Figure data in JSON:
•••••
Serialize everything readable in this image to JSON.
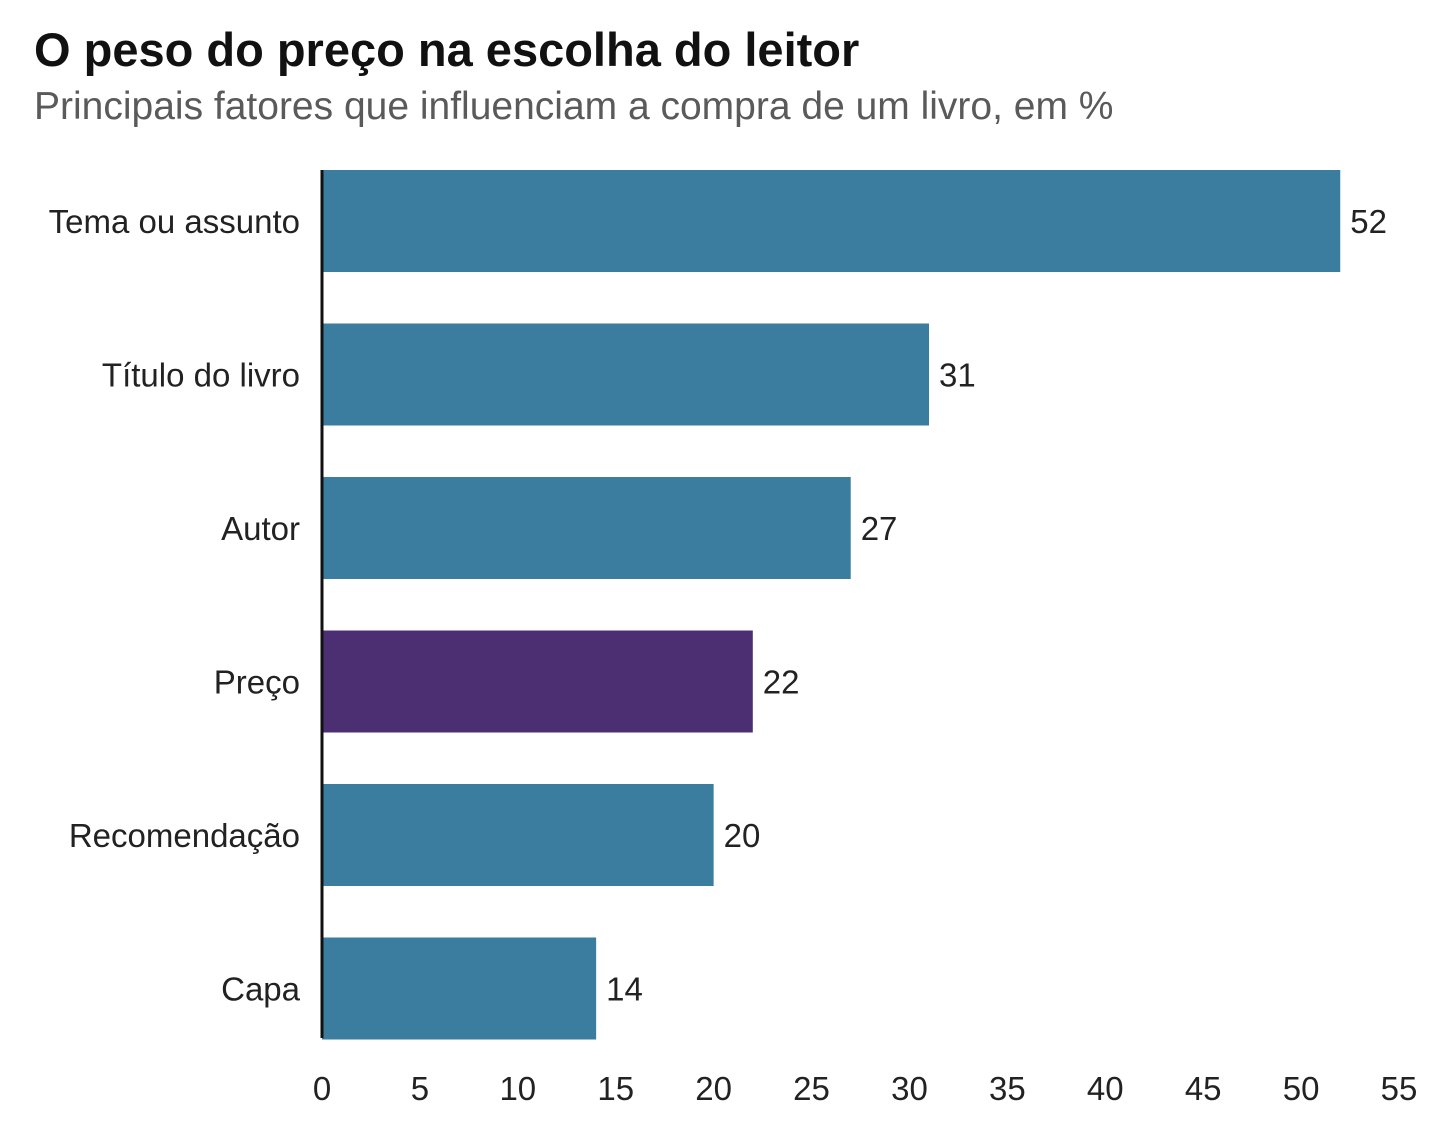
{
  "chart_data": {
    "type": "bar",
    "orientation": "horizontal",
    "title": "O peso do preço na escolha do leitor",
    "subtitle": "Principais fatores que influenciam a compra de um livro, em %",
    "categories": [
      "Tema ou assunto",
      "Título do livro",
      "Autor",
      "Preço",
      "Recomendação",
      "Capa"
    ],
    "values": [
      52,
      31,
      27,
      22,
      20,
      14
    ],
    "highlight_category": "Preço",
    "xlim": [
      0,
      55
    ],
    "xticks": [
      0,
      5,
      10,
      15,
      20,
      25,
      30,
      35,
      40,
      45,
      50,
      55
    ],
    "grid": false,
    "colors": {
      "bar": "#3b7d9e",
      "highlight": "#4b2f72",
      "axis": "#111111"
    }
  }
}
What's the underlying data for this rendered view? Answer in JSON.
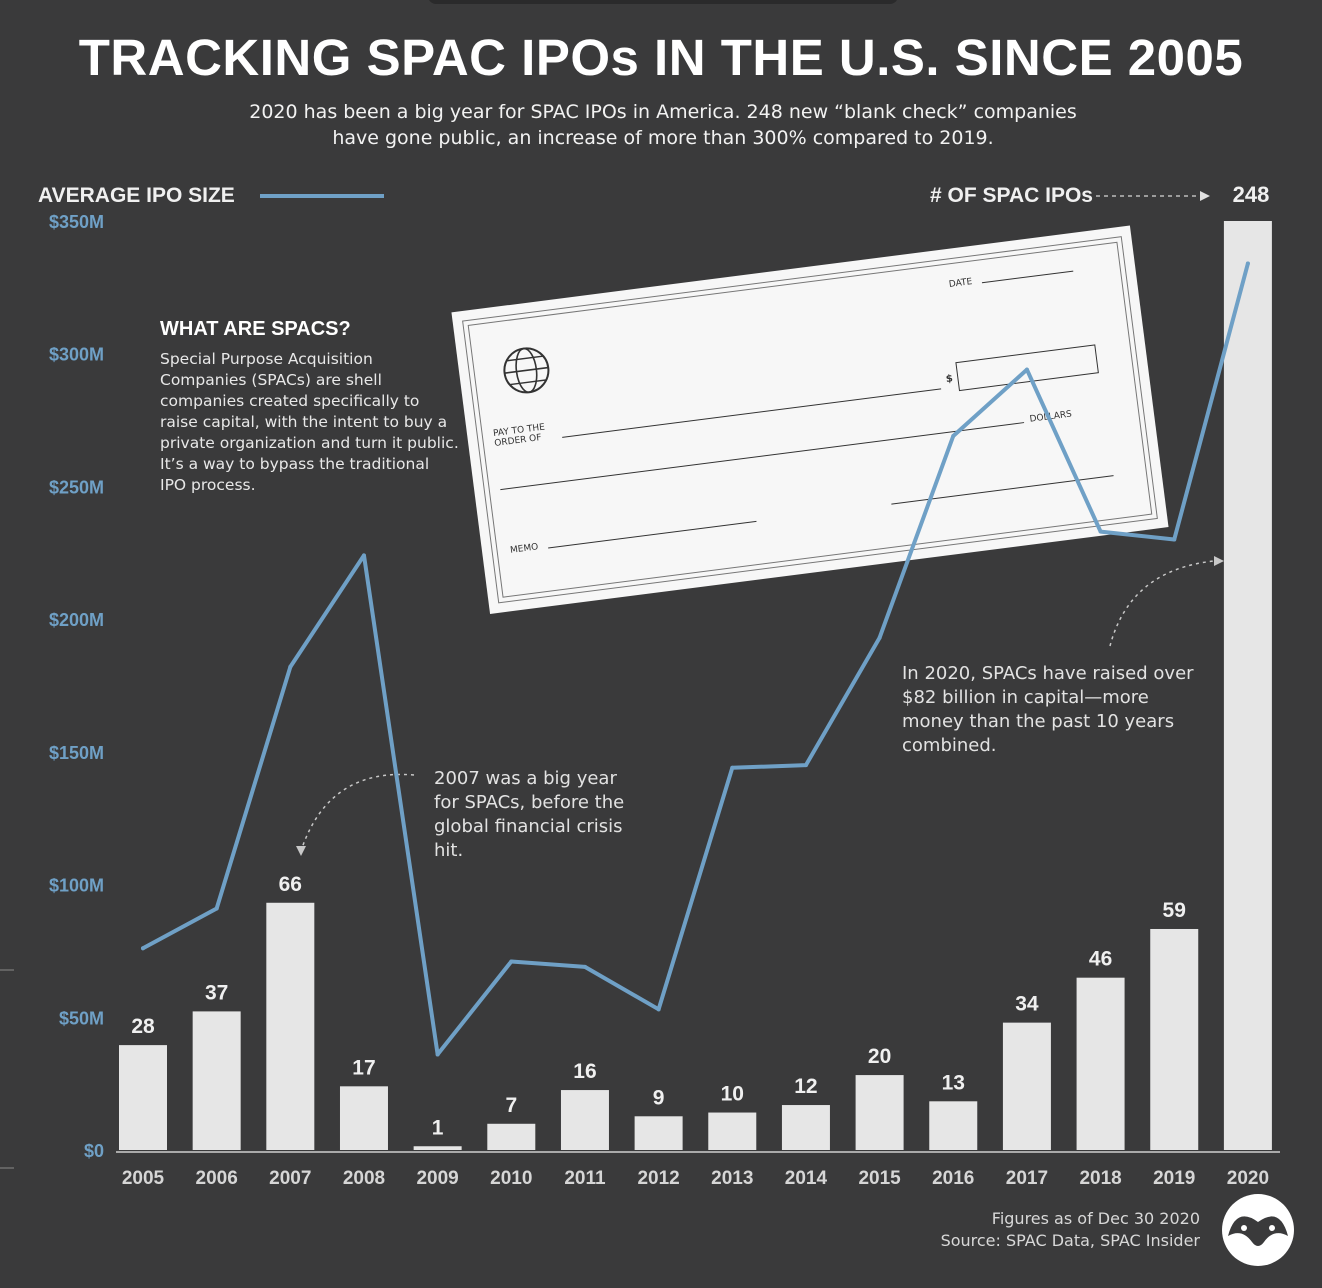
{
  "title": "TRACKING SPAC IPOs IN THE U.S. SINCE 2005",
  "subtitle_lines": [
    "2020 has been a big year for SPAC IPOs in America. 248 new “blank check” companies",
    "have gone public, an increase of more than 300% compared to 2019."
  ],
  "legend": {
    "left_label": "AVERAGE IPO SIZE",
    "right_label": "# OF SPAC IPOs"
  },
  "annotations": {
    "what_title": "WHAT ARE SPACS?",
    "what_body": "Special Purpose Acquisition Companies (SPACs) are shell companies created specifically to raise capital, with the intent to buy a private organization and turn it public. It’s a way to bypass the traditional IPO process.",
    "note_2007": "2007 was a big year for SPACs, before the global financial crisis hit.",
    "note_2020": "In 2020, SPACs have raised over $82 billion in capital—more money than the past 10 years combined."
  },
  "check": {
    "date_label": "DATE",
    "dollar_sign": "$",
    "pay_label_1": "PAY TO THE",
    "pay_label_2": "ORDER OF",
    "dollars_label": "DOLLARS",
    "memo_label": "MEMO"
  },
  "footnote": {
    "line1": "Figures as of Dec 30 2020",
    "line2": "Source: SPAC Data, SPAC Insider"
  },
  "colors": {
    "background": "#3a3a3b",
    "bar": "#e6e6e6",
    "line": "#6fa0c6",
    "left_axis_text": "#6fa0c6",
    "text": "#ffffff"
  },
  "chart_data": {
    "type": "bar",
    "categories": [
      "2005",
      "2006",
      "2007",
      "2008",
      "2009",
      "2010",
      "2011",
      "2012",
      "2013",
      "2014",
      "2015",
      "2016",
      "2017",
      "2018",
      "2019",
      "2020"
    ],
    "series": [
      {
        "name": "# OF SPAC IPOs",
        "type": "bar",
        "axis": "right",
        "values": [
          28,
          37,
          66,
          17,
          1,
          7,
          16,
          9,
          10,
          12,
          20,
          13,
          34,
          46,
          59,
          248
        ]
      },
      {
        "name": "AVERAGE IPO SIZE",
        "type": "line",
        "axis": "left",
        "unit": "$M",
        "values": [
          76,
          91,
          182,
          224,
          36,
          71,
          69,
          53,
          144,
          145,
          193,
          269,
          294,
          233,
          230,
          334
        ]
      }
    ],
    "y_left": {
      "ticks": [
        "$0",
        "$50M",
        "$100M",
        "$150M",
        "$200M",
        "$250M",
        "$300M",
        "$350M"
      ],
      "range": [
        0,
        350
      ]
    },
    "y_right": {
      "range": [
        0,
        248
      ]
    },
    "grid": false,
    "legend": "top"
  }
}
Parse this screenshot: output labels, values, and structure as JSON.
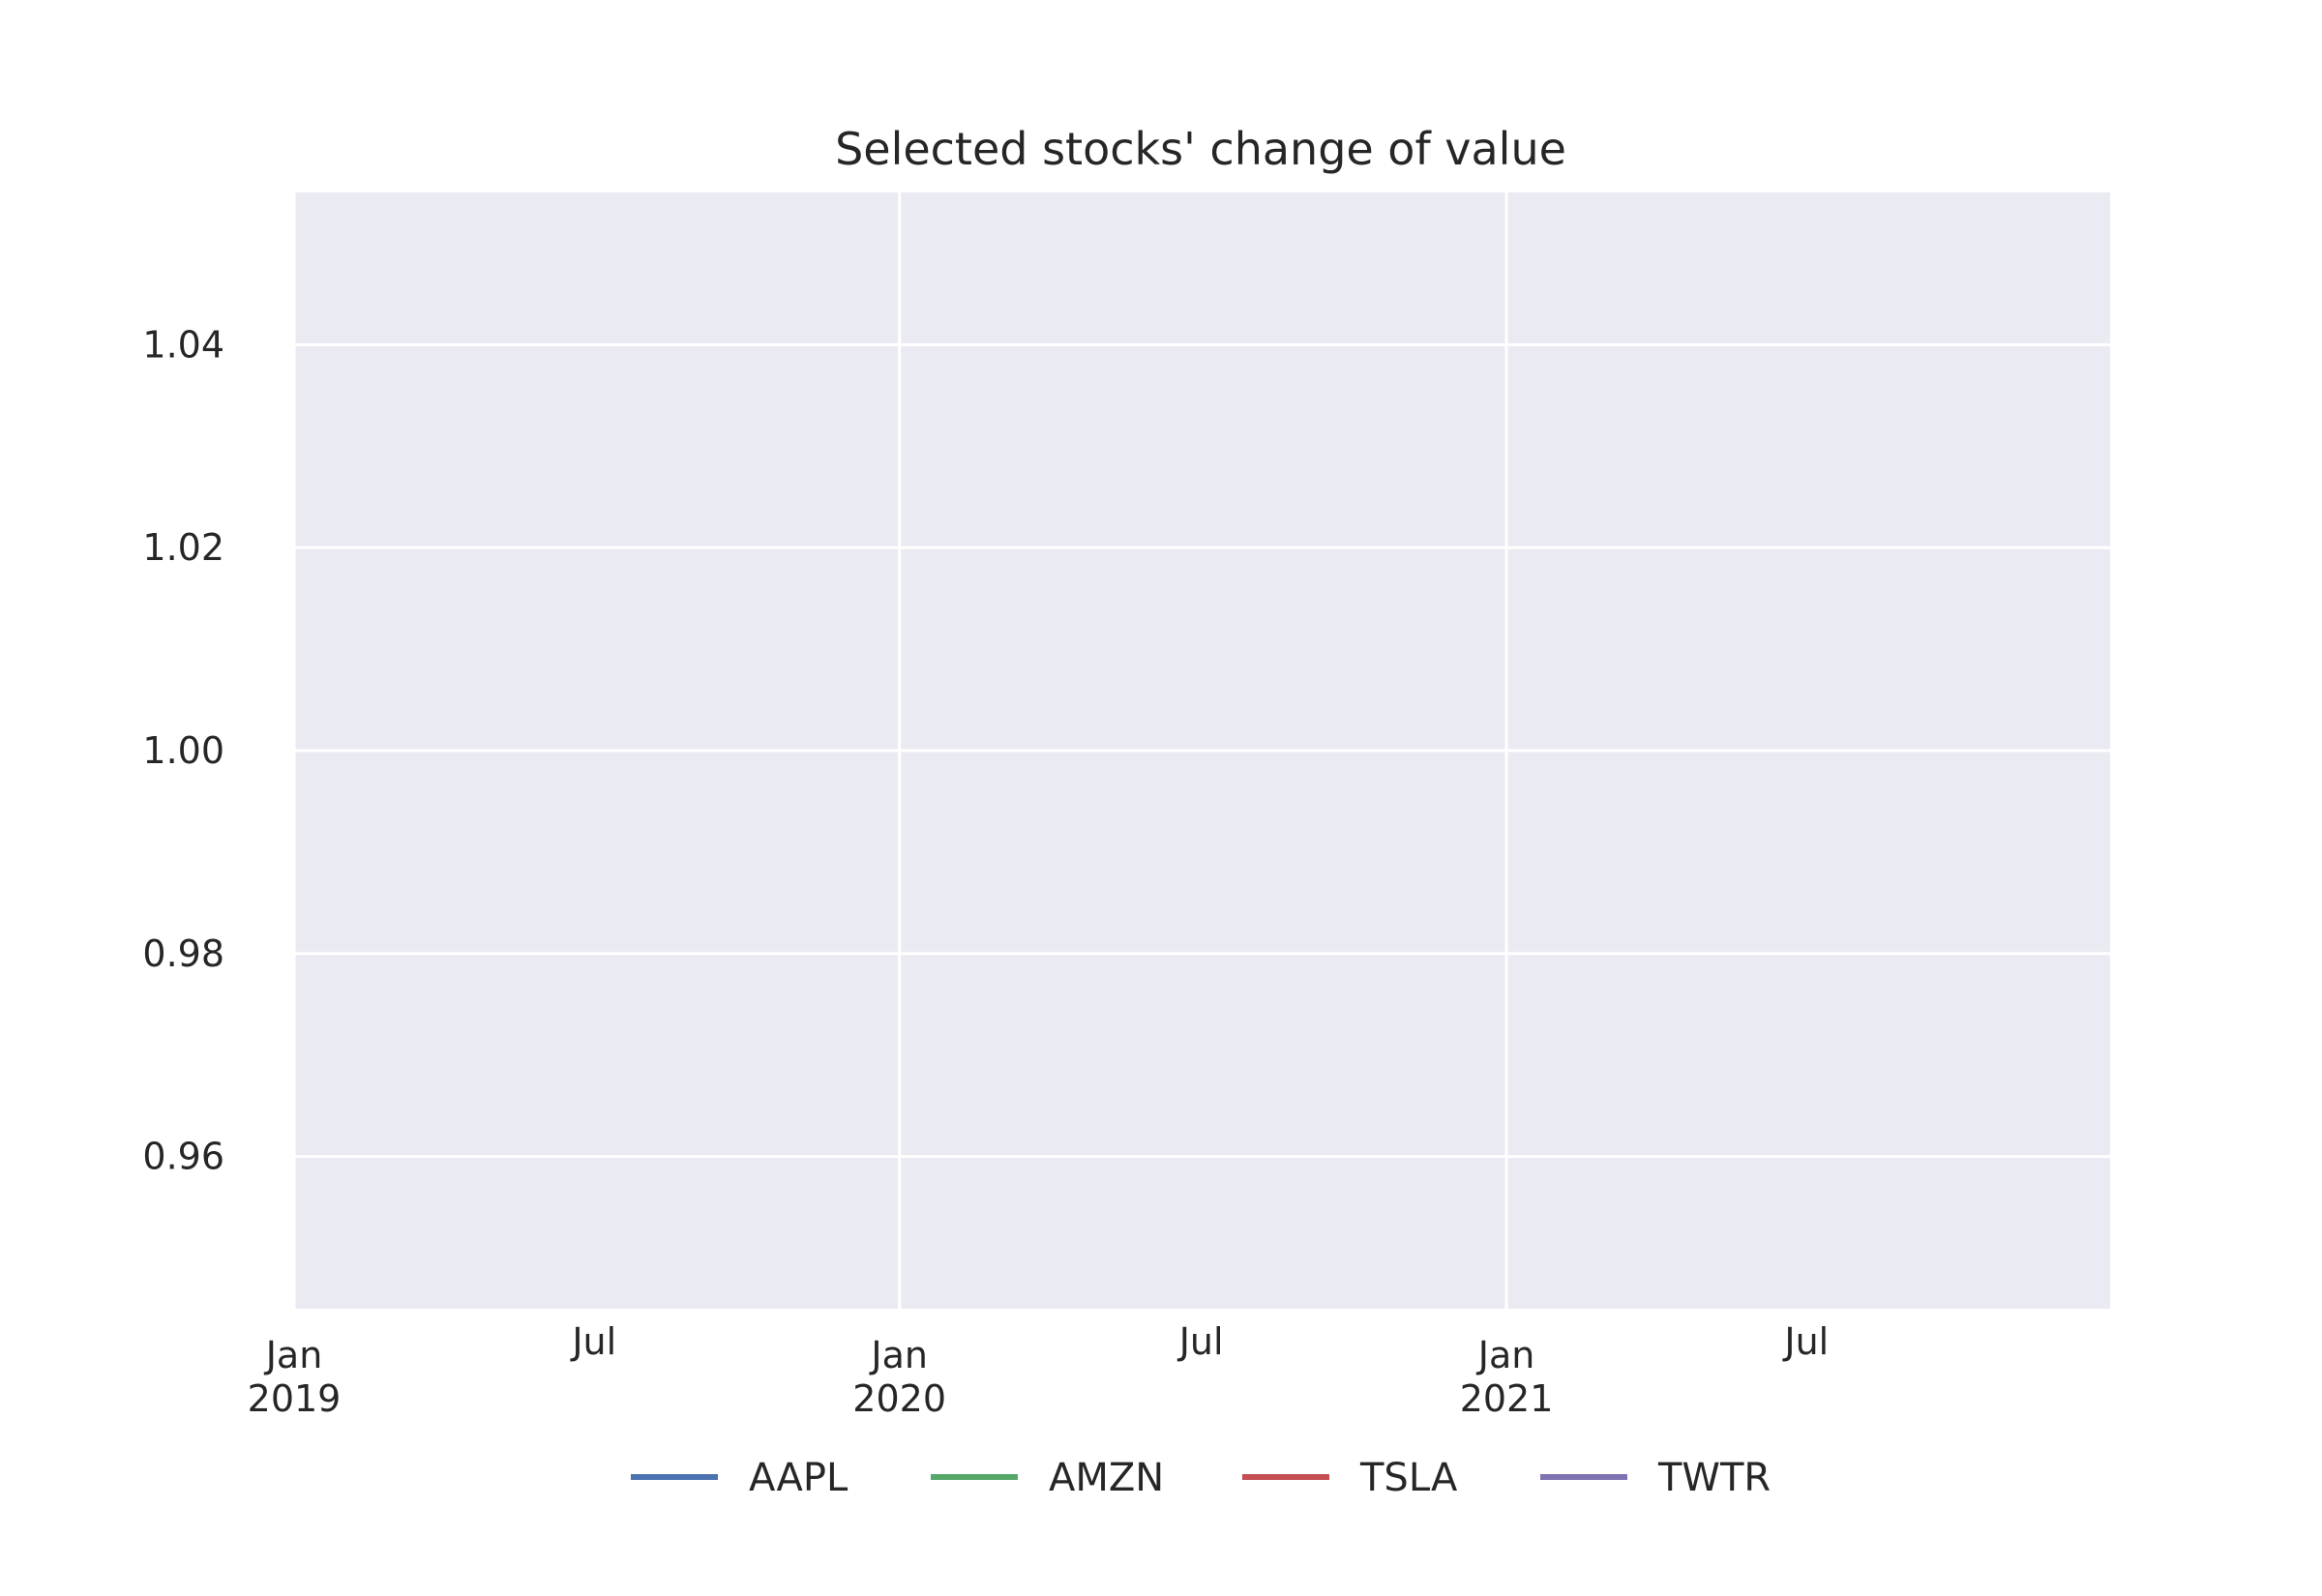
•••••
DIRECTIVE: Print all entries exactly. The images do not belong in the copy.

EXPECTED ANSWER:
Serialize everything readable in this image to JSON.
{
  "chart_data": {
    "type": "bar",
    "orientation": "horizontal",
    "title": "O peso do preço na escolha do leitor",
    "subtitle": "Principais fatores que influenciam a compra de um livro, em %",
    "categories": [
      "Tema ou assunto",
      "Título do livro",
      "Autor",
      "Preço",
      "Recomendação",
      "Capa"
    ],
    "values": [
      52,
      31,
      27,
      22,
      20,
      14
    ],
    "highlight_category": "Preço",
    "xlim": [
      0,
      55
    ],
    "xticks": [
      0,
      5,
      10,
      15,
      20,
      25,
      30,
      35,
      40,
      45,
      50,
      55
    ],
    "grid": false,
    "colors": {
      "bar": "#3b7d9e",
      "highlight": "#4b2f72",
      "axis": "#111111"
    }
  }
}
What's the underlying data for this rendered view? Answer in JSON.
{
  "title": "TRACKING SPAC IPOs IN THE U.S. SINCE 2005",
  "subtitle_lines": [
    "2020 has been a big year for SPAC IPOs in America. 248 new “blank check” companies",
    "have gone public, an increase of more than 300% compared to 2019."
  ],
  "legend": {
    "left_label": "AVERAGE IPO SIZE",
    "right_label": "# OF SPAC IPOs"
  },
  "annotations": {
    "what_title": "WHAT ARE SPACS?",
    "what_body": "Special Purpose Acquisition Companies (SPACs) are shell companies created specifically to raise capital, with the intent to buy a private organization and turn it public. It’s a way to bypass the traditional IPO process.",
    "note_2007": "2007 was a big year for SPACs, before the global financial crisis hit.",
    "note_2020": "In 2020, SPACs have raised over $82 billion in capital—more money than the past 10 years combined."
  },
  "check": {
    "date_label": "DATE",
    "dollar_sign": "$",
    "pay_label_1": "PAY TO THE",
    "pay_label_2": "ORDER OF",
    "dollars_label": "DOLLARS",
    "memo_label": "MEMO"
  },
  "footnote": {
    "line1": "Figures as of Dec 30 2020",
    "line2": "Source: SPAC Data, SPAC Insider"
  },
  "colors": {
    "background": "#3a3a3b",
    "bar": "#e6e6e6",
    "line": "#6fa0c6",
    "left_axis_text": "#6fa0c6",
    "text": "#ffffff"
  },
  "chart_data": {
    "type": "bar",
    "categories": [
      "2005",
      "2006",
      "2007",
      "2008",
      "2009",
      "2010",
      "2011",
      "2012",
      "2013",
      "2014",
      "2015",
      "2016",
      "2017",
      "2018",
      "2019",
      "2020"
    ],
    "series": [
      {
        "name": "# OF SPAC IPOs",
        "type": "bar",
        "axis": "right",
        "values": [
          28,
          37,
          66,
          17,
          1,
          7,
          16,
          9,
          10,
          12,
          20,
          13,
          34,
          46,
          59,
          248
        ]
      },
      {
        "name": "AVERAGE IPO SIZE",
        "type": "line",
        "axis": "left",
        "unit": "$M",
        "values": [
          76,
          91,
          182,
          224,
          36,
          71,
          69,
          53,
          144,
          145,
          193,
          269,
          294,
          233,
          230,
          334
        ]
      }
    ],
    "y_left": {
      "ticks": [
        "$0",
        "$50M",
        "$100M",
        "$150M",
        "$200M",
        "$250M",
        "$300M",
        "$350M"
      ],
      "range": [
        0,
        350
      ]
    },
    "y_right": {
      "range": [
        0,
        248
      ]
    },
    "grid": false,
    "legend": "top"
  }
}
Parse this screenshot: output labels, values, and structure as JSON.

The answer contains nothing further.